------ Material to process

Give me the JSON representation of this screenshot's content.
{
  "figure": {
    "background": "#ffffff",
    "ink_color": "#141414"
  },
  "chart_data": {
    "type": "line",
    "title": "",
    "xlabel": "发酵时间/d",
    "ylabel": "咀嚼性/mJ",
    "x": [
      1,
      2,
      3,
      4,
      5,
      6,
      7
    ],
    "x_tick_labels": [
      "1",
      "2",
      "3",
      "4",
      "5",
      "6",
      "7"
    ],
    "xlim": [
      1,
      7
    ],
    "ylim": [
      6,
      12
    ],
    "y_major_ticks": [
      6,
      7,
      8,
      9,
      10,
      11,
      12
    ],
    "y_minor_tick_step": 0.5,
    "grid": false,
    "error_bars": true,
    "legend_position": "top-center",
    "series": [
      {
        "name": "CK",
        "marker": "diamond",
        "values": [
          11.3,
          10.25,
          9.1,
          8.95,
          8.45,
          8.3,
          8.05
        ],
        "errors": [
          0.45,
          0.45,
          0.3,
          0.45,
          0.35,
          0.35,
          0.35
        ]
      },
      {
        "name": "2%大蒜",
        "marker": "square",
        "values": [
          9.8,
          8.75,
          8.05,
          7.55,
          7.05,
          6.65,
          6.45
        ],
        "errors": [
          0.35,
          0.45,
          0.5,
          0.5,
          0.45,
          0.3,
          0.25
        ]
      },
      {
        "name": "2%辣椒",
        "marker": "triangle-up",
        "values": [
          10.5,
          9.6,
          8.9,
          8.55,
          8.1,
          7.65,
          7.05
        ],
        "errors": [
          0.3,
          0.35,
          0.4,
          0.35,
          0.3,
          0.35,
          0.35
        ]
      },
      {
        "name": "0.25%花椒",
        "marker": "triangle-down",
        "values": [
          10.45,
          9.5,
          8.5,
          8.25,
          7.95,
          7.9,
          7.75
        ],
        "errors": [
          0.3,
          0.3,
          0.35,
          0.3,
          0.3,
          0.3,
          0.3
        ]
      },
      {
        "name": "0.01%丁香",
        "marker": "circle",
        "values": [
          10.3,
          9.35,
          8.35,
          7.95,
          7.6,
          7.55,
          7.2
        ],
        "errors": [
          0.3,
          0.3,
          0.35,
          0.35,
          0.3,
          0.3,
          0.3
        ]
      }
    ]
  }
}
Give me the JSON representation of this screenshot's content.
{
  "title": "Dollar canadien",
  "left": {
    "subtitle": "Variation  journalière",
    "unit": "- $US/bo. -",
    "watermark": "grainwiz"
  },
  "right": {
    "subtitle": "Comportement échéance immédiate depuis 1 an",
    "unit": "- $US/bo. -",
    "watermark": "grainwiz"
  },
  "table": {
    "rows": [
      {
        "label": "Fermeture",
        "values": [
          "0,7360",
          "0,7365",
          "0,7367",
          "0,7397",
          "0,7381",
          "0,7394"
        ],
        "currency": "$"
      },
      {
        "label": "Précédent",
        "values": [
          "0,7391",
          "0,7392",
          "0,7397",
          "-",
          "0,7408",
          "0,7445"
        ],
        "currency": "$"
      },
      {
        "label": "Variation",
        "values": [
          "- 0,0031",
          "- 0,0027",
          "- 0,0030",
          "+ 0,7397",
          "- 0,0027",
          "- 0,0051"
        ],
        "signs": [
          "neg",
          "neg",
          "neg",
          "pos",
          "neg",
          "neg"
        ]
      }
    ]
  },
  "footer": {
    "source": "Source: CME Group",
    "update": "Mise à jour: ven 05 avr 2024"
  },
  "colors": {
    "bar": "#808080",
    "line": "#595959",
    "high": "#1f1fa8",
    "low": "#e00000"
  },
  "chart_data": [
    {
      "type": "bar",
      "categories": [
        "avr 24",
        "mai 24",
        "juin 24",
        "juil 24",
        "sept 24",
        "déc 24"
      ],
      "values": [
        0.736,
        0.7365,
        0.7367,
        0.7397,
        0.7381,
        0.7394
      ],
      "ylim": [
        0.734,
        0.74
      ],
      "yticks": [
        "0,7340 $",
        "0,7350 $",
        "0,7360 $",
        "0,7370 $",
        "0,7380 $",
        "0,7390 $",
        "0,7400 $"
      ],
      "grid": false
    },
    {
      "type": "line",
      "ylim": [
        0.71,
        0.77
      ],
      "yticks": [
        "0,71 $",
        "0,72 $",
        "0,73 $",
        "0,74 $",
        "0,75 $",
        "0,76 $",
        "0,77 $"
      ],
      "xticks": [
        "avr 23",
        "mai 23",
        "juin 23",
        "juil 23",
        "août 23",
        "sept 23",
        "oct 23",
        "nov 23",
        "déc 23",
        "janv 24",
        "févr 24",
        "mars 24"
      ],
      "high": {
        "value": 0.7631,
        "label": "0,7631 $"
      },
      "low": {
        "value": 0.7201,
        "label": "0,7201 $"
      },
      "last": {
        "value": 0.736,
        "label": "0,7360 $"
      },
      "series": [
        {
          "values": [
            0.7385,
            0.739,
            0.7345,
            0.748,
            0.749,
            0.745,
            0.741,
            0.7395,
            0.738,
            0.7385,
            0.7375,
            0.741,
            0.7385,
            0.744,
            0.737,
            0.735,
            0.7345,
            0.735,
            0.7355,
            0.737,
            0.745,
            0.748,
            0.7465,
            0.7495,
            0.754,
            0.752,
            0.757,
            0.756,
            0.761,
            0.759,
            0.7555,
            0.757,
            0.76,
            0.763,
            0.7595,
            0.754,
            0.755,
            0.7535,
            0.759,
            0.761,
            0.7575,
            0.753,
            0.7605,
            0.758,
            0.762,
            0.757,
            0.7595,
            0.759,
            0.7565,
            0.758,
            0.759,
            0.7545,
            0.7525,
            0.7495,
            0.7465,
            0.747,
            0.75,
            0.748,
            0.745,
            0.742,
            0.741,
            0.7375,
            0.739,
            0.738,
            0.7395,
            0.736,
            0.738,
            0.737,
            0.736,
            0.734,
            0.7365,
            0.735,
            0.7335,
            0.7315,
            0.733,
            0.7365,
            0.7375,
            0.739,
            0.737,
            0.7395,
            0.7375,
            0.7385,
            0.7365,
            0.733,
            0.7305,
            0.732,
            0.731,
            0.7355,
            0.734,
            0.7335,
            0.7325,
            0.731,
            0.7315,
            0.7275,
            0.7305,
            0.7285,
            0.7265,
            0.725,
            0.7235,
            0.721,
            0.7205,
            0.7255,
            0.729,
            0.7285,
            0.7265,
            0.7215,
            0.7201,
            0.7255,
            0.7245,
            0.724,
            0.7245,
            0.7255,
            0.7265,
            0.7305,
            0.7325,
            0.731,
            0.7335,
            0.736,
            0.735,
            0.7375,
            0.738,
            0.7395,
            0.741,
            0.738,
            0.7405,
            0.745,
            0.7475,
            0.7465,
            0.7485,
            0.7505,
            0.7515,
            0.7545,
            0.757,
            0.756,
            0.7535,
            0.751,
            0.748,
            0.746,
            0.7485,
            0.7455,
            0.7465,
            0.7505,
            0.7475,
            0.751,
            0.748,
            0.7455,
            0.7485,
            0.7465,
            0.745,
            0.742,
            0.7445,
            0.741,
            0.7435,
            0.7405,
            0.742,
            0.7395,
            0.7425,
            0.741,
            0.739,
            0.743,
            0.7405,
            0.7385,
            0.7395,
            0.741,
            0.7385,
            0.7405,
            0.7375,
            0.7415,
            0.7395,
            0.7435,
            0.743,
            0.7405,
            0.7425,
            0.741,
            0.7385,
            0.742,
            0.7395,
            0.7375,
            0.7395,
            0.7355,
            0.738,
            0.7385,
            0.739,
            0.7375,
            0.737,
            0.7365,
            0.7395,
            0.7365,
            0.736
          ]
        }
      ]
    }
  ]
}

------------

Output each record exactly, leaving nothing out.

### Task solution
Give me the JSON representation of this screenshot's content.
{
  "figure": {
    "background": "#ffffff",
    "ink_color": "#141414"
  },
  "chart_data": {
    "type": "line",
    "title": "",
    "xlabel": "发酵时间/d",
    "ylabel": "咀嚼性/mJ",
    "x": [
      1,
      2,
      3,
      4,
      5,
      6,
      7
    ],
    "x_tick_labels": [
      "1",
      "2",
      "3",
      "4",
      "5",
      "6",
      "7"
    ],
    "xlim": [
      1,
      7
    ],
    "ylim": [
      6,
      12
    ],
    "y_major_ticks": [
      6,
      7,
      8,
      9,
      10,
      11,
      12
    ],
    "y_minor_tick_step": 0.5,
    "grid": false,
    "error_bars": true,
    "legend_position": "top-center",
    "series": [
      {
        "name": "CK",
        "marker": "diamond",
        "values": [
          11.3,
          10.25,
          9.1,
          8.95,
          8.45,
          8.3,
          8.05
        ],
        "errors": [
          0.45,
          0.45,
          0.3,
          0.45,
          0.35,
          0.35,
          0.35
        ]
      },
      {
        "name": "2%大蒜",
        "marker": "square",
        "values": [
          9.8,
          8.75,
          8.05,
          7.55,
          7.05,
          6.65,
          6.45
        ],
        "errors": [
          0.35,
          0.45,
          0.5,
          0.5,
          0.45,
          0.3,
          0.25
        ]
      },
      {
        "name": "2%辣椒",
        "marker": "triangle-up",
        "values": [
          10.5,
          9.6,
          8.9,
          8.55,
          8.1,
          7.65,
          7.05
        ],
        "errors": [
          0.3,
          0.35,
          0.4,
          0.35,
          0.3,
          0.35,
          0.35
        ]
      },
      {
        "name": "0.25%花椒",
        "marker": "triangle-down",
        "values": [
          10.45,
          9.5,
          8.5,
          8.25,
          7.95,
          7.9,
          7.75
        ],
        "errors": [
          0.3,
          0.3,
          0.35,
          0.3,
          0.3,
          0.3,
          0.3
        ]
      },
      {
        "name": "0.01%丁香",
        "marker": "circle",
        "values": [
          10.3,
          9.35,
          8.35,
          7.95,
          7.6,
          7.55,
          7.2
        ],
        "errors": [
          0.3,
          0.3,
          0.35,
          0.35,
          0.3,
          0.3,
          0.3
        ]
      }
    ]
  }
}
Give me the JSON representation of this screenshot's content.
{
  "title": "Dollar canadien",
  "left": {
    "subtitle": "Variation  journalière",
    "unit": "- $US/bo. -",
    "watermark": "grainwiz"
  },
  "right": {
    "subtitle": "Comportement échéance immédiate depuis 1 an",
    "unit": "- $US/bo. -",
    "watermark": "grainwiz"
  },
  "table": {
    "rows": [
      {
        "label": "Fermeture",
        "values": [
          "0,7360",
          "0,7365",
          "0,7367",
          "0,7397",
          "0,7381",
          "0,7394"
        ],
        "currency": "$"
      },
      {
        "label": "Précédent",
        "values": [
          "0,7391",
          "0,7392",
          "0,7397",
          "-",
          "0,7408",
          "0,7445"
        ],
        "currency": "$"
      },
      {
        "label": "Variation",
        "values": [
          "- 0,0031",
          "- 0,0027",
          "- 0,0030",
          "+ 0,7397",
          "- 0,0027",
          "- 0,0051"
        ],
        "signs": [
          "neg",
          "neg",
          "neg",
          "pos",
          "neg",
          "neg"
        ]
      }
    ]
  },
  "footer": {
    "source": "Source: CME Group",
    "update": "Mise à jour: ven 05 avr 2024"
  },
  "colors": {
    "bar": "#808080",
    "line": "#595959",
    "high": "#1f1fa8",
    "low": "#e00000"
  },
  "chart_data": [
    {
      "type": "bar",
      "categories": [
        "avr 24",
        "mai 24",
        "juin 24",
        "juil 24",
        "sept 24",
        "déc 24"
      ],
      "values": [
        0.736,
        0.7365,
        0.7367,
        0.7397,
        0.7381,
        0.7394
      ],
      "ylim": [
        0.734,
        0.74
      ],
      "yticks": [
        "0,7340 $",
        "0,7350 $",
        "0,7360 $",
        "0,7370 $",
        "0,7380 $",
        "0,7390 $",
        "0,7400 $"
      ],
      "grid": false
    },
    {
      "type": "line",
      "ylim": [
        0.71,
        0.77
      ],
      "yticks": [
        "0,71 $",
        "0,72 $",
        "0,73 $",
        "0,74 $",
        "0,75 $",
        "0,76 $",
        "0,77 $"
      ],
      "xticks": [
        "avr 23",
        "mai 23",
        "juin 23",
        "juil 23",
        "août 23",
        "sept 23",
        "oct 23",
        "nov 23",
        "déc 23",
        "janv 24",
        "févr 24",
        "mars 24"
      ],
      "high": {
        "value": 0.7631,
        "label": "0,7631 $"
      },
      "low": {
        "value": 0.7201,
        "label": "0,7201 $"
      },
      "last": {
        "value": 0.736,
        "label": "0,7360 $"
      },
      "series": [
        {
          "values": [
            0.7385,
            0.739,
            0.7345,
            0.748,
            0.749,
            0.745,
            0.741,
            0.7395,
            0.738,
            0.7385,
            0.7375,
            0.741,
            0.7385,
            0.744,
            0.737,
            0.735,
            0.7345,
            0.735,
            0.7355,
            0.737,
            0.745,
            0.748,
            0.7465,
            0.7495,
            0.754,
            0.752,
            0.757,
            0.756,
            0.761,
            0.759,
            0.7555,
            0.757,
            0.76,
            0.763,
            0.7595,
            0.754,
            0.755,
            0.7535,
            0.759,
            0.761,
            0.7575,
            0.753,
            0.7605,
            0.758,
            0.762,
            0.757,
            0.7595,
            0.759,
            0.7565,
            0.758,
            0.759,
            0.7545,
            0.7525,
            0.7495,
            0.7465,
            0.747,
            0.75,
            0.748,
            0.745,
            0.742,
            0.741,
            0.7375,
            0.739,
            0.738,
            0.7395,
            0.736,
            0.738,
            0.737,
            0.736,
            0.734,
            0.7365,
            0.735,
            0.7335,
            0.7315,
            0.733,
            0.7365,
            0.7375,
            0.739,
            0.737,
            0.7395,
            0.7375,
            0.7385,
            0.7365,
            0.733,
            0.7305,
            0.732,
            0.731,
            0.7355,
            0.734,
            0.7335,
            0.7325,
            0.731,
            0.7315,
            0.7275,
            0.7305,
            0.7285,
            0.7265,
            0.725,
            0.7235,
            0.721,
            0.7205,
            0.7255,
            0.729,
            0.7285,
            0.7265,
            0.7215,
            0.7201,
            0.7255,
            0.7245,
            0.724,
            0.7245,
            0.7255,
            0.7265,
            0.7305,
            0.7325,
            0.731,
            0.7335,
            0.736,
            0.735,
            0.7375,
            0.738,
            0.7395,
            0.741,
            0.738,
            0.7405,
            0.745,
            0.7475,
            0.7465,
            0.7485,
            0.7505,
            0.7515,
            0.7545,
            0.757,
            0.756,
            0.7535,
            0.751,
            0.748,
            0.746,
            0.7485,
            0.7455,
            0.7465,
            0.7505,
            0.7475,
            0.751,
            0.748,
            0.7455,
            0.7485,
            0.7465,
            0.745,
            0.742,
            0.7445,
            0.741,
            0.7435,
            0.7405,
            0.742,
            0.7395,
            0.7425,
            0.741,
            0.739,
            0.743,
            0.7405,
            0.7385,
            0.7395,
            0.741,
            0.7385,
            0.7405,
            0.7375,
            0.7415,
            0.7395,
            0.7435,
            0.743,
            0.7405,
            0.7425,
            0.741,
            0.7385,
            0.742,
            0.7395,
            0.7375,
            0.7395,
            0.7355,
            0.738,
            0.7385,
            0.739,
            0.7375,
            0.737,
            0.7365,
            0.7395,
            0.7365,
            0.736
          ]
        }
      ]
    }
  ]
}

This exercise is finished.